[What you should do]
Give back each entry unchanged, minus pictures.

[Listed entries]
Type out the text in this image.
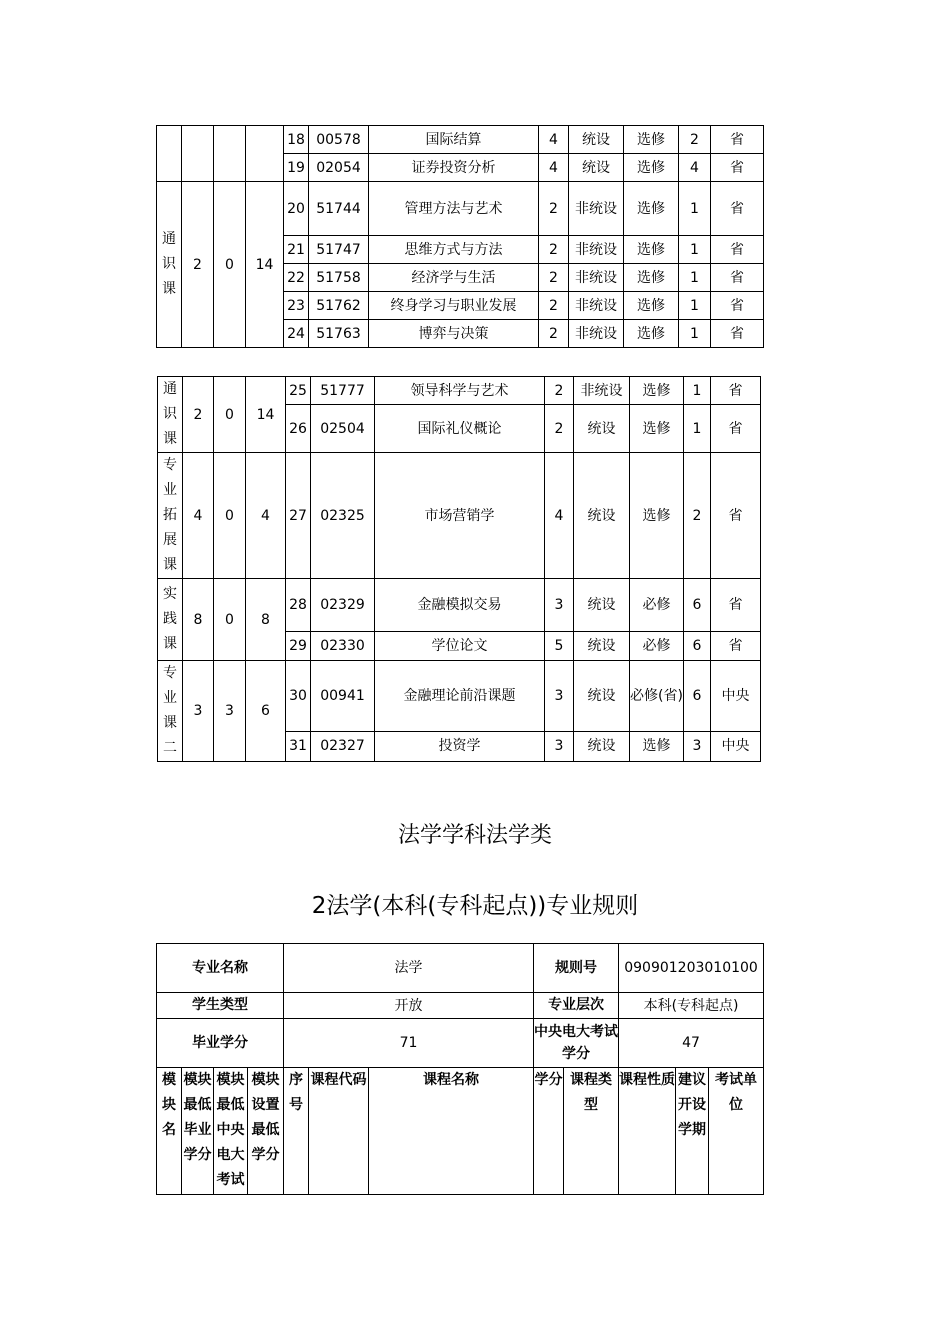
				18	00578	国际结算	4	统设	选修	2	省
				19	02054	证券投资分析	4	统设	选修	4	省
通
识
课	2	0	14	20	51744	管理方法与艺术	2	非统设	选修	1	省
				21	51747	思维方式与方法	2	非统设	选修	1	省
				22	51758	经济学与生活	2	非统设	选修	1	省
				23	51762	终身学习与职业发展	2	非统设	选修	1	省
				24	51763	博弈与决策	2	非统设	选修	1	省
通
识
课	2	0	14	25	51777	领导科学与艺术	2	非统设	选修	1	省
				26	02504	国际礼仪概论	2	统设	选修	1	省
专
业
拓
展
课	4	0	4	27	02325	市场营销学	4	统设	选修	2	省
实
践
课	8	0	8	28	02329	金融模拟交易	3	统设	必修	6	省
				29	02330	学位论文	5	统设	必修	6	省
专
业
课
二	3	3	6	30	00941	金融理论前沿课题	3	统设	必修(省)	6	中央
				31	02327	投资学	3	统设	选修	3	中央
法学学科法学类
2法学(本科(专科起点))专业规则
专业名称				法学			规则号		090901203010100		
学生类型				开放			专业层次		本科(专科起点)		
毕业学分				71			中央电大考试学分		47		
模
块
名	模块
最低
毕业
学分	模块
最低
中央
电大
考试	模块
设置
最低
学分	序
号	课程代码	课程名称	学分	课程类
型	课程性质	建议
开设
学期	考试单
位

[Reply to the exercise]
Type out the text in this image.
				18	00578	国际结算	4	统设	选修	2	省
				19	02054	证券投资分析	4	统设	选修	4	省
通
识
课	2	0	14	20	51744	管理方法与艺术	2	非统设	选修	1	省
				21	51747	思维方式与方法	2	非统设	选修	1	省
				22	51758	经济学与生活	2	非统设	选修	1	省
				23	51762	终身学习与职业发展	2	非统设	选修	1	省
				24	51763	博弈与决策	2	非统设	选修	1	省
通
识
课	2	0	14	25	51777	领导科学与艺术	2	非统设	选修	1	省
				26	02504	国际礼仪概论	2	统设	选修	1	省
专
业
拓
展
课	4	0	4	27	02325	市场营销学	4	统设	选修	2	省
实
践
课	8	0	8	28	02329	金融模拟交易	3	统设	必修	6	省
				29	02330	学位论文	5	统设	必修	6	省
专
业
课
二	3	3	6	30	00941	金融理论前沿课题	3	统设	必修(省)	6	中央
				31	02327	投资学	3	统设	选修	3	中央
法学学科法学类
2法学(本科(专科起点))专业规则
专业名称				法学			规则号		090901203010100		
学生类型				开放			专业层次		本科(专科起点)		
毕业学分				71			中央电大考试学分		47		
模
块
名	模块
最低
毕业
学分	模块
最低
中央
电大
考试	模块
设置
最低
学分	序
号	课程代码	课程名称	学分	课程类
型	课程性质	建议
开设
学期	考试单
位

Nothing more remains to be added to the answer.